• _DIRECTIVE_:
Return the whole listing, line for line, without the pictures in it.

• _SOURCE RECORDS_:
*-*-*

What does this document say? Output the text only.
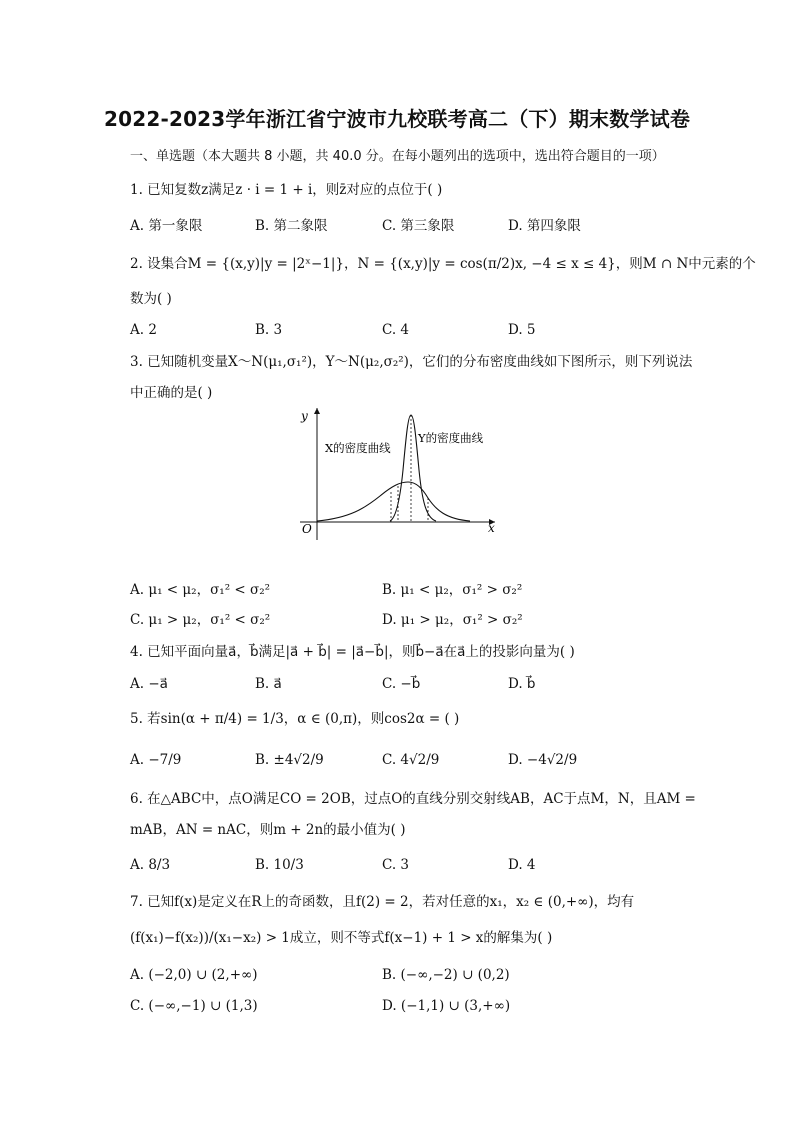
2022-2023学年浙江省宁波市九校联考高二（下）期末数学试卷
一、单选题（本大题共 8 小题，共 40.0 分。在每小题列出的选项中，选出符合题目的一项）
1. 已知复数z满足z · i = 1 + i，则z̄对应的点位于( )
A. 第一象限	B. 第二象限	C. 第三象限	D. 第四象限
2. 设集合M = {(x,y)|y = |2ˣ−1|}，N = {(x,y)|y = cos(π/2)x, −4 ≤ x ≤ 4}，则M ∩ N中元素的个
数为( )
A. 2	B. 3	C. 4	D. 5
3. 已知随机变量X～N(μ₁,σ₁²)，Y～N(μ₂,σ₂²)，它们的分布密度曲线如下图所示，则下列说法
中正确的是( )
y
x
O
X的密度曲线
Y的密度曲线
A. μ₁ < μ₂，σ₁² < σ₂²	B. μ₁ < μ₂，σ₁² > σ₂²
C. μ₁ > μ₂，σ₁² < σ₂²	D. μ₁ > μ₂，σ₁² > σ₂²
4. 已知平面向量a⃗，b⃗满足|a⃗ + b⃗| = |a⃗−b⃗|，则b⃗−a⃗在a⃗上的投影向量为( )
A. −a⃗	B. a⃗	C. −b⃗	D. b⃗
5. 若sin(α + π/4) = 1/3，α ∈ (0,π)，则cos2α = ( )
A. −7/9	B. ±4√2/9	C. 4√2/9	D. −4√2/9
6. 在△ABC中，点O满足CO = 2OB，过点O的直线分别交射线AB，AC于点M，N，且AM =
mAB，AN = nAC，则m + 2n的最小值为( )
A. 8/3	B. 10/3	C. 3	D. 4
7. 已知f(x)是定义在R上的奇函数，且f(2) = 2，若对任意的x₁，x₂ ∈ (0,+∞)，均有
(f(x₁)−f(x₂))/(x₁−x₂) > 1成立，则不等式f(x−1) + 1 > x的解集为( )
A. (−2,0) ∪ (2,+∞)	B. (−∞,−2) ∪ (0,2)
C. (−∞,−1) ∪ (1,3)	D. (−1,1) ∪ (3,+∞)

*-*-*

• _THE SOLUTION_:
What does this document say? Output the text only.
2022-2023学年浙江省宁波市九校联考高二（下）期末数学试卷
一、单选题（本大题共 8 小题，共 40.0 分。在每小题列出的选项中，选出符合题目的一项）
1. 已知复数z满足z · i = 1 + i，则z̄对应的点位于( )
A. 第一象限	B. 第二象限	C. 第三象限	D. 第四象限
2. 设集合M = {(x,y)|y = |2ˣ−1|}，N = {(x,y)|y = cos(π/2)x, −4 ≤ x ≤ 4}，则M ∩ N中元素的个
数为( )
A. 2	B. 3	C. 4	D. 5
3. 已知随机变量X～N(μ₁,σ₁²)，Y～N(μ₂,σ₂²)，它们的分布密度曲线如下图所示，则下列说法
中正确的是( )
y
x
O
X的密度曲线
Y的密度曲线
A. μ₁ < μ₂，σ₁² < σ₂²	B. μ₁ < μ₂，σ₁² > σ₂²
C. μ₁ > μ₂，σ₁² < σ₂²	D. μ₁ > μ₂，σ₁² > σ₂²
4. 已知平面向量a⃗，b⃗满足|a⃗ + b⃗| = |a⃗−b⃗|，则b⃗−a⃗在a⃗上的投影向量为( )
A. −a⃗	B. a⃗	C. −b⃗	D. b⃗
5. 若sin(α + π/4) = 1/3，α ∈ (0,π)，则cos2α = ( )
A. −7/9	B. ±4√2/9	C. 4√2/9	D. −4√2/9
6. 在△ABC中，点O满足CO = 2OB，过点O的直线分别交射线AB，AC于点M，N，且AM =
mAB，AN = nAC，则m + 2n的最小值为( )
A. 8/3	B. 10/3	C. 3	D. 4
7. 已知f(x)是定义在R上的奇函数，且f(2) = 2，若对任意的x₁，x₂ ∈ (0,+∞)，均有
(f(x₁)−f(x₂))/(x₁−x₂) > 1成立，则不等式f(x−1) + 1 > x的解集为( )
A. (−2,0) ∪ (2,+∞)	B. (−∞,−2) ∪ (0,2)
C. (−∞,−1) ∪ (1,3)	D. (−1,1) ∪ (3,+∞)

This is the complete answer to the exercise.